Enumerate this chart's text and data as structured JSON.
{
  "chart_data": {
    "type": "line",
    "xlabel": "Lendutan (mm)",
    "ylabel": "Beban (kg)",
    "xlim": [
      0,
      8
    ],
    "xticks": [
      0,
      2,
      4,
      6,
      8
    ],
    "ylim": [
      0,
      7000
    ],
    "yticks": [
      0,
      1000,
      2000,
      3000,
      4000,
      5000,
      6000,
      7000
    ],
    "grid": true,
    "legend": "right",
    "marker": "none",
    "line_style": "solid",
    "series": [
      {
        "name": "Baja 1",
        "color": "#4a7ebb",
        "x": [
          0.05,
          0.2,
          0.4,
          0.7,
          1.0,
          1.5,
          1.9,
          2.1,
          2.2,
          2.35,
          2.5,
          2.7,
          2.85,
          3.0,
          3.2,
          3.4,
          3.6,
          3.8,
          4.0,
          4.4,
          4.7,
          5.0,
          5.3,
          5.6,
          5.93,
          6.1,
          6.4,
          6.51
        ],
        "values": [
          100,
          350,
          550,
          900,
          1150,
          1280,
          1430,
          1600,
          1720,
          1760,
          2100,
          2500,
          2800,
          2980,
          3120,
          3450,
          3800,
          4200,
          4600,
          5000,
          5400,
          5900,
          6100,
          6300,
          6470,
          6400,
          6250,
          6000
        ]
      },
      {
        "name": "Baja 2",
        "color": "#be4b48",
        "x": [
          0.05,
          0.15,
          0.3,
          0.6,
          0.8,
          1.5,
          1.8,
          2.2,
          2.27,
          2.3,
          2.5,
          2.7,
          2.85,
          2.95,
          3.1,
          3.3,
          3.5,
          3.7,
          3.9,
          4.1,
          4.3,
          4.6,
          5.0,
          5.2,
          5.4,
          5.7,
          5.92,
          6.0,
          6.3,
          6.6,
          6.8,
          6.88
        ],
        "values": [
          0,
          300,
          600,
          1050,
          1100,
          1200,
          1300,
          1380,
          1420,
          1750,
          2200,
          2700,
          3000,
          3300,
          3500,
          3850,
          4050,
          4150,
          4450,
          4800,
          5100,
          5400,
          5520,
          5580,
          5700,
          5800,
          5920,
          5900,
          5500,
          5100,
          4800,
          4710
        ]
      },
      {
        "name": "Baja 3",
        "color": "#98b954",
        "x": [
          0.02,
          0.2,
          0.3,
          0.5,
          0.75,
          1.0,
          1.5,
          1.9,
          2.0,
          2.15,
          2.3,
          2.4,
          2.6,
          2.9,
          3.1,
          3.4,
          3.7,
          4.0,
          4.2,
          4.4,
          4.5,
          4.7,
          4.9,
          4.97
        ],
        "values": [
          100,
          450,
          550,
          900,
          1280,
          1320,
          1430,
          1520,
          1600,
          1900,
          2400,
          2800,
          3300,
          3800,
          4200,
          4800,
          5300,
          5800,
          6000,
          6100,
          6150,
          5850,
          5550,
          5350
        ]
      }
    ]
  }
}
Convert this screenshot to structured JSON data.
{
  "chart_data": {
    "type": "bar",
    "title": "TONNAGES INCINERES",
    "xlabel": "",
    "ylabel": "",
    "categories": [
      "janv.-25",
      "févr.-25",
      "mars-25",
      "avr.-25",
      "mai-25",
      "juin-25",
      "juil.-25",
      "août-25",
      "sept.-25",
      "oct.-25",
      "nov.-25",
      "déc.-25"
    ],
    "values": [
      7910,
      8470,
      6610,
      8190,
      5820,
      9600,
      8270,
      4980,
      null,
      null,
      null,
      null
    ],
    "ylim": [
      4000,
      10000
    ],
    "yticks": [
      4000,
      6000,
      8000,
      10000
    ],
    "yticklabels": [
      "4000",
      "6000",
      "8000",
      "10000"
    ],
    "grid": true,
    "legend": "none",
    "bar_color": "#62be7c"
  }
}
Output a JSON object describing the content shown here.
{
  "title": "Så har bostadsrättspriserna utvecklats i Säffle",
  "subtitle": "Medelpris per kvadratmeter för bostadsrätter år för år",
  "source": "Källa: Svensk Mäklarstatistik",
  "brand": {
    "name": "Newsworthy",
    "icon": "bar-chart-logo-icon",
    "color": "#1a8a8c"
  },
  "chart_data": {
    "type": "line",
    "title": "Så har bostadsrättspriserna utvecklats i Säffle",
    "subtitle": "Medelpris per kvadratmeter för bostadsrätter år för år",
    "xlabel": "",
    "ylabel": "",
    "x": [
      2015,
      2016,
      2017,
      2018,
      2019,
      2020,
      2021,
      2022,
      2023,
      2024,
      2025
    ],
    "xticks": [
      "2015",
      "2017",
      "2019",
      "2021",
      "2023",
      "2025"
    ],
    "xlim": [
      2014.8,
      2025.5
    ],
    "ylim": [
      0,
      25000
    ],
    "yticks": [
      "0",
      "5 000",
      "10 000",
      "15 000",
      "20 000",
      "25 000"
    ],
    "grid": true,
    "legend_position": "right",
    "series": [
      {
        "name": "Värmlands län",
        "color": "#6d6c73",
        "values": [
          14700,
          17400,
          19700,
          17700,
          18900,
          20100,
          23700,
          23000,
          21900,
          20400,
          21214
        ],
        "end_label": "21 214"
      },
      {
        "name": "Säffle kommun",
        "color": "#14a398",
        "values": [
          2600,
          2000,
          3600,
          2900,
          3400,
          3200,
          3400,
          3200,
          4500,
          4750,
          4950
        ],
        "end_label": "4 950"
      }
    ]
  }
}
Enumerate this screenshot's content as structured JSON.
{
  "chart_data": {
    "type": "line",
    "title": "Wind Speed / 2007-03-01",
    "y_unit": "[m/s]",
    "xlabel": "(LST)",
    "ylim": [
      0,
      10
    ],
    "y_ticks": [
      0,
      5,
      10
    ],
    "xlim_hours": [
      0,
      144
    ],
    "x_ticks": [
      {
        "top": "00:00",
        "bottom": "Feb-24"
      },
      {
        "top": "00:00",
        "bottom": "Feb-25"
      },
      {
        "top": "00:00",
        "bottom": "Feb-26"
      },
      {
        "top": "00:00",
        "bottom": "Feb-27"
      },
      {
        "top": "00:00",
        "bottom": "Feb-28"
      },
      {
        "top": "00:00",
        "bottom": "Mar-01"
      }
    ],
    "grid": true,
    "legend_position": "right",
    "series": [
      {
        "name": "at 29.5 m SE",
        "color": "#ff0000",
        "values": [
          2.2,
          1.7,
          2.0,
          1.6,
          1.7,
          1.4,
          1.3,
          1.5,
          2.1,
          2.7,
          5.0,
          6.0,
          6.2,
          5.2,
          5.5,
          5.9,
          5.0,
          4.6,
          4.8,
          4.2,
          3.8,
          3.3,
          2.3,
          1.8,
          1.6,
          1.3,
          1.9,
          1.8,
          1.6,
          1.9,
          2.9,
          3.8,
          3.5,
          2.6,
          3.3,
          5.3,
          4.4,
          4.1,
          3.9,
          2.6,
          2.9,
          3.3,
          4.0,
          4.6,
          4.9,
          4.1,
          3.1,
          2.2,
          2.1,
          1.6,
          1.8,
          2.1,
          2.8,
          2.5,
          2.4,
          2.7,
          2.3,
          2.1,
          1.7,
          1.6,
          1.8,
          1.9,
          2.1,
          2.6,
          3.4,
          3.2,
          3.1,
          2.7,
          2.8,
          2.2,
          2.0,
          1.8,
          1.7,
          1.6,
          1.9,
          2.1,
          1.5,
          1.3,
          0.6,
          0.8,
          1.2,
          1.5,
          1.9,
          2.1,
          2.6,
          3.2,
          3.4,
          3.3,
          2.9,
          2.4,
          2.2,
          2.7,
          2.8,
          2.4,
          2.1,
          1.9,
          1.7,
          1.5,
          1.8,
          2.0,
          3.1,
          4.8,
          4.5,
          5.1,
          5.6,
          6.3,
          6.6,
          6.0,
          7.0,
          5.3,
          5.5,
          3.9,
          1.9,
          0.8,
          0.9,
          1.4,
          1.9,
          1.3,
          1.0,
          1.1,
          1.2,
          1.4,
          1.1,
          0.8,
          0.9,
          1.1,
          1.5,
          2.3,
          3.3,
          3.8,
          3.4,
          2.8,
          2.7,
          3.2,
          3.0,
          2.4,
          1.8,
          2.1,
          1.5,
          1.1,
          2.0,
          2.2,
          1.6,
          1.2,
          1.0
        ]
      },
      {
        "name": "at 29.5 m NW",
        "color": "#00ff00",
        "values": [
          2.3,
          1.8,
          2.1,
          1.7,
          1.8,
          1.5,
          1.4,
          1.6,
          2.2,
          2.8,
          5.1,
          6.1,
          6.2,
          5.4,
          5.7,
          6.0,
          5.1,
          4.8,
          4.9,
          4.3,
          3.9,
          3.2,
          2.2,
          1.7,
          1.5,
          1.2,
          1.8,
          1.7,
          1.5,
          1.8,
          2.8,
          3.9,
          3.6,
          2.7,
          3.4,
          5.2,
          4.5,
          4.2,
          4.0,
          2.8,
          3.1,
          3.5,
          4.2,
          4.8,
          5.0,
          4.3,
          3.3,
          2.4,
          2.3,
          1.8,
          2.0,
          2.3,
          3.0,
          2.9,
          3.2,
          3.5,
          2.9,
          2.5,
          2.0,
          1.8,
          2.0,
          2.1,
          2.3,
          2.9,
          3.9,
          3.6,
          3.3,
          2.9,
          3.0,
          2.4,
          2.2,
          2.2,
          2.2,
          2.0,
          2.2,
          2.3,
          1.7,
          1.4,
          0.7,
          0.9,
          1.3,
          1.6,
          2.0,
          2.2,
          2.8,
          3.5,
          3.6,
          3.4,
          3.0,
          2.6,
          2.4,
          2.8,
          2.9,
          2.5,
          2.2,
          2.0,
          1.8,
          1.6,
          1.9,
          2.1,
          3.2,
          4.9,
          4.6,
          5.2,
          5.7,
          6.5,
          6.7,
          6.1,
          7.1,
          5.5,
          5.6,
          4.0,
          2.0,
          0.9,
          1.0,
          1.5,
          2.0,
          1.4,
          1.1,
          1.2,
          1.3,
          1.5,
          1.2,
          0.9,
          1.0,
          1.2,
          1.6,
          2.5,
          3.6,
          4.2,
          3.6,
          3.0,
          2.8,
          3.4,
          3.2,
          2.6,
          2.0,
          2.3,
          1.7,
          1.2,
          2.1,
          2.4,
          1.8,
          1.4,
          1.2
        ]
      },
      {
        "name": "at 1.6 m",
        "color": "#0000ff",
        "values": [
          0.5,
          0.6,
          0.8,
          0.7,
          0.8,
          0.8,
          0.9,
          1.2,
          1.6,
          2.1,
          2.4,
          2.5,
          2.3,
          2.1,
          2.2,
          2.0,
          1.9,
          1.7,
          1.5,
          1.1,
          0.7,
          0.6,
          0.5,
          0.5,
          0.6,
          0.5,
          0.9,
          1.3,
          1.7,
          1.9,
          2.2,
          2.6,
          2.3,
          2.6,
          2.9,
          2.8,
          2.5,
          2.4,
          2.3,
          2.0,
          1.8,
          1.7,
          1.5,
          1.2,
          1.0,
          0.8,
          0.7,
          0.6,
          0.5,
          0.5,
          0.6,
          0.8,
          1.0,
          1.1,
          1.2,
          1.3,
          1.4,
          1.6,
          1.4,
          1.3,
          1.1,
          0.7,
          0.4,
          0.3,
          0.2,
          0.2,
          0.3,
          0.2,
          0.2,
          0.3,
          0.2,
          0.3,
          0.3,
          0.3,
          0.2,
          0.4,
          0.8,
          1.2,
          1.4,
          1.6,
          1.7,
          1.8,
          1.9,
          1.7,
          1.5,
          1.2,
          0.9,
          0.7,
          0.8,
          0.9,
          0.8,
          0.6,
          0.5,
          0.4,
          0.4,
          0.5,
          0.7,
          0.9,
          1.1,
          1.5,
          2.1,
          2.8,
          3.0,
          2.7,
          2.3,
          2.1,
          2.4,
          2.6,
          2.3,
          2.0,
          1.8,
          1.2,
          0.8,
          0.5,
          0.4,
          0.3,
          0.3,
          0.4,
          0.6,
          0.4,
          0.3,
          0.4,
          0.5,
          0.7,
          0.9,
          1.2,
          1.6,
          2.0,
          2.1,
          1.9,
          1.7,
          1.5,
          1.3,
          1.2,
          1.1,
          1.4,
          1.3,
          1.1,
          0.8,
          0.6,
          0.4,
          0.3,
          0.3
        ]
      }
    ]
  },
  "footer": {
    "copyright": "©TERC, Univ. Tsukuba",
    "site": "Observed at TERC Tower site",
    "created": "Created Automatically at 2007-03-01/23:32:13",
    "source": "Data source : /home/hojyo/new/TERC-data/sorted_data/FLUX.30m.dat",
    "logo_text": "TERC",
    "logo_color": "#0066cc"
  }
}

## Task prompt
State how many lines of the records above contain "screenshot", with no words besides the number.

## Result
2